> _DIRECTION_: Each entry below is to be printed verbatim.

─── TASK DATA

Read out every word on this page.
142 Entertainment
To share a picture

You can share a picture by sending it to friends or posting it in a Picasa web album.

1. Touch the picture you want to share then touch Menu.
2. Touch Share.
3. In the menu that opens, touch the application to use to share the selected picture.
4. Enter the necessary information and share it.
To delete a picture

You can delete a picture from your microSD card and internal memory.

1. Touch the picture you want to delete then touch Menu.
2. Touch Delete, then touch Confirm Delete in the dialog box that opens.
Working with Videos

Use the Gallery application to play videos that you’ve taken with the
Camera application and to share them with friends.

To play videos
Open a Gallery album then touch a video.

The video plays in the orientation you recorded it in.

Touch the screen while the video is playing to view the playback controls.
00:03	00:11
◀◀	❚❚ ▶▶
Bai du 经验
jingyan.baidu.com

──────

> _RESPONSE BELOW_:
Read out every word on this page.
142 Entertainment
To share a picture

You can share a picture by sending it to friends or posting it in a Picasa web album.

1. Touch the picture you want to share then touch Menu.
2. Touch Share.
3. In the menu that opens, touch the application to use to share the selected picture.
4. Enter the necessary information and share it.
To delete a picture

You can delete a picture from your microSD card and internal memory.

1. Touch the picture you want to delete then touch Menu.
2. Touch Delete, then touch Confirm Delete in the dialog box that opens.
Working with Videos

Use the Gallery application to play videos that you’ve taken with the
Camera application and to share them with friends.

To play videos
Open a Gallery album then touch a video.

The video plays in the orientation you recorded it in.

Touch the screen while the video is playing to view the playback controls.
00:03	00:11
◀◀	❚❚ ▶▶
Bai du 经验
jingyan.baidu.com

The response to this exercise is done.